== Requirement ==
Provide nothing beyond the count of lines that include the string "this".

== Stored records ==
* Begin *

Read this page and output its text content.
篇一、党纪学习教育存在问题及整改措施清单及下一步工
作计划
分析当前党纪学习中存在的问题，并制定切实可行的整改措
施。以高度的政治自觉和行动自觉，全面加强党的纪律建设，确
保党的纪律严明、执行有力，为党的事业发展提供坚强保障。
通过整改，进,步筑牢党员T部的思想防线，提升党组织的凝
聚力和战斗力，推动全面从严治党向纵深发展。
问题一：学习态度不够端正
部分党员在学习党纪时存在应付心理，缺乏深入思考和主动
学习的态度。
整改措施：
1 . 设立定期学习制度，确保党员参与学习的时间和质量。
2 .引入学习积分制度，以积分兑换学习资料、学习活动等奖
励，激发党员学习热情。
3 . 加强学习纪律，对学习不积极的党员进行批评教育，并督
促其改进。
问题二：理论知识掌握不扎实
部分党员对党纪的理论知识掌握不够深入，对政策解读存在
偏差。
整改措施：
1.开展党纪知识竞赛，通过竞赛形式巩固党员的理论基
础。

* End *
* Begin *

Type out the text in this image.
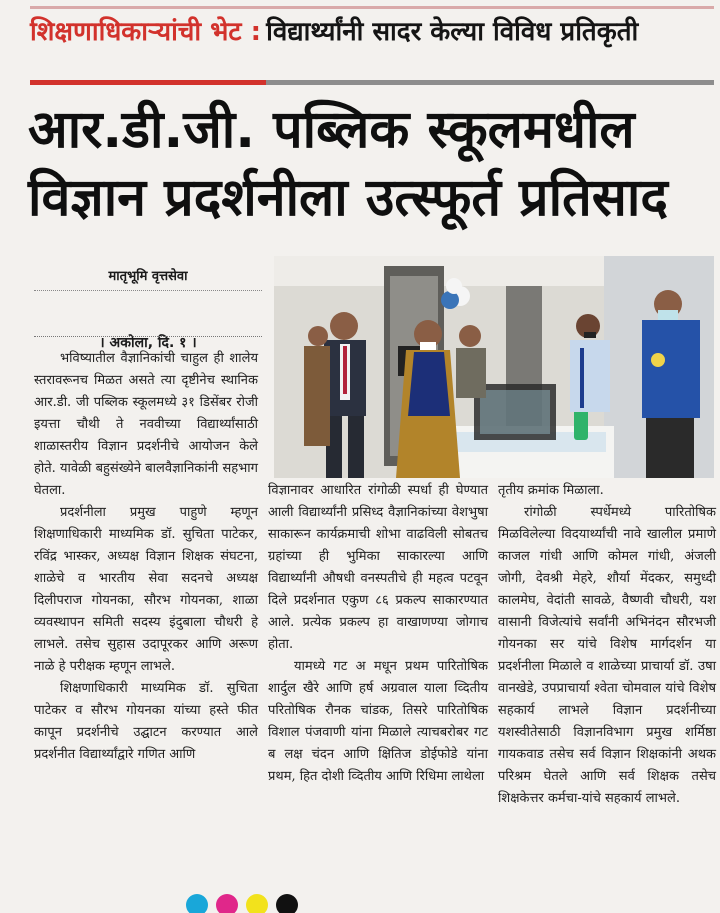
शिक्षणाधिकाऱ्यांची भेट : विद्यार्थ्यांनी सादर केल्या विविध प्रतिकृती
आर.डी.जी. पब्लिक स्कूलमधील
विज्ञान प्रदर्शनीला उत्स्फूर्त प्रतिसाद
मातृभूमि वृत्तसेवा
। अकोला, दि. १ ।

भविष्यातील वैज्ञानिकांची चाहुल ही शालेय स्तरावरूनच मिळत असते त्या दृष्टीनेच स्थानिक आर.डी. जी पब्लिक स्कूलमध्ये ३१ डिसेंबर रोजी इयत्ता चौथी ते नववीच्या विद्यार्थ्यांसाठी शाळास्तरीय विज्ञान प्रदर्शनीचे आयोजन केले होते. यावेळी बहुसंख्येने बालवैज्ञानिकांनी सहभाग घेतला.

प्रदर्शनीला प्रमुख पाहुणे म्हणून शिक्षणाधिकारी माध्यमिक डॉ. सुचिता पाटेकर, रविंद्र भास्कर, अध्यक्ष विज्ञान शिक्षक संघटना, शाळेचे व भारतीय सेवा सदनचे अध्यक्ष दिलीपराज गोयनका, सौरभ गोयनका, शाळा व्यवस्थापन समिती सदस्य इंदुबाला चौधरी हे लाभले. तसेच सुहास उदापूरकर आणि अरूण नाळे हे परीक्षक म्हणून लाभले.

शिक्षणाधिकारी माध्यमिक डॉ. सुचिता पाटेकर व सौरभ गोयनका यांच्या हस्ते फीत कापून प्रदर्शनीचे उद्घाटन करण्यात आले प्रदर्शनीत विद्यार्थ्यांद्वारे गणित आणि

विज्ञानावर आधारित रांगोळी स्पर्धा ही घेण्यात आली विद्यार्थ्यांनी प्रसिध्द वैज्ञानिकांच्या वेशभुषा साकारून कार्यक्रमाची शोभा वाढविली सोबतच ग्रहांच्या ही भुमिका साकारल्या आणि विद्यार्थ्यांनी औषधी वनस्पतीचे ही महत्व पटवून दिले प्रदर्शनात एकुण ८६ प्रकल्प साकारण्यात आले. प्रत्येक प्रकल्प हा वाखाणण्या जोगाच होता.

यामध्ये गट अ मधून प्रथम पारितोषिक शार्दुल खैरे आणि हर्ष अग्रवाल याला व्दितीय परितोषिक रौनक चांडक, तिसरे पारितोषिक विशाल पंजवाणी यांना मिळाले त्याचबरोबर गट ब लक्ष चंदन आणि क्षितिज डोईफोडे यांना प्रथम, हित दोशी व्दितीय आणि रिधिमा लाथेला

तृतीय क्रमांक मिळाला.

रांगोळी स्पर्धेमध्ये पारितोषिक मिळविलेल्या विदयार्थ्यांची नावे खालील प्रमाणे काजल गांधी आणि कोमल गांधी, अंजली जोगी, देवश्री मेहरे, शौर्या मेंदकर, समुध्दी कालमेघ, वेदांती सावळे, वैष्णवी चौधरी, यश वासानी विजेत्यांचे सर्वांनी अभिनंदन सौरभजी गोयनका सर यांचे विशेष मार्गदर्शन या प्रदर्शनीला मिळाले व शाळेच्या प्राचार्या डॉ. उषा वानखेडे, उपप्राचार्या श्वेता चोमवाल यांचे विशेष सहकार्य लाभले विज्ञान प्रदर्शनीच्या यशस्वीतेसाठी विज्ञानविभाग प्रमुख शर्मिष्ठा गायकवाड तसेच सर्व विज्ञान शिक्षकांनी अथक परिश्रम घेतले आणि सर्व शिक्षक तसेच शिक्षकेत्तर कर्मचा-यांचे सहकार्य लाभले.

* End *

== Task solution ==
2